**DIRECTIONS FOR THIS TASK**. Tally the lines of the listing that contain the word "icon", then give the total and nothing else.

※ ※ ※

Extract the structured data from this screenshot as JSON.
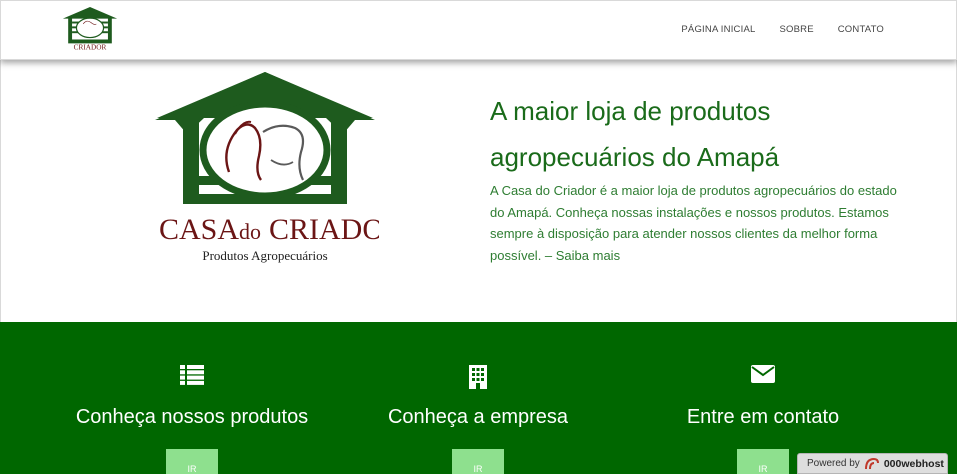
{
  "brand": {
    "name_main": "CASA",
    "name_do": "do",
    "name_end": "CRIADOR",
    "tagline": "Produtos Agropecuários"
  },
  "nav": {
    "items": [
      "PÁGINA INICIAL",
      "SOBRE",
      "CONTATO"
    ]
  },
  "hero": {
    "title": "A maior loja de produtos agropecuários do Amapá",
    "text": "A Casa do Criador é a maior loja de produtos agropecuários do estado do Amapá. Conheça nossas instalações e nossos produtos. Estamos sempre à disposição para atender nossos clientes da melhor forma possível. – Saiba mais"
  },
  "features": [
    {
      "icon": "list-icon",
      "title": "Conheça nossos produtos",
      "button": "IR"
    },
    {
      "icon": "building-icon",
      "title": "Conheça a empresa",
      "button": "IR"
    },
    {
      "icon": "envelope-icon",
      "title": "Entre em contato",
      "button": "IR"
    }
  ],
  "footer_badge": {
    "powered_by": "Powered by",
    "host": "000webhost"
  },
  "colors": {
    "brand_green": "#1a6b1a",
    "band_green": "#006700",
    "button_green": "#8ee08e",
    "logo_dark_green": "#1e5b1e",
    "logo_maroon": "#6b1515"
  }
}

※ ※ ※

**CORRECT OUTPUT**. 3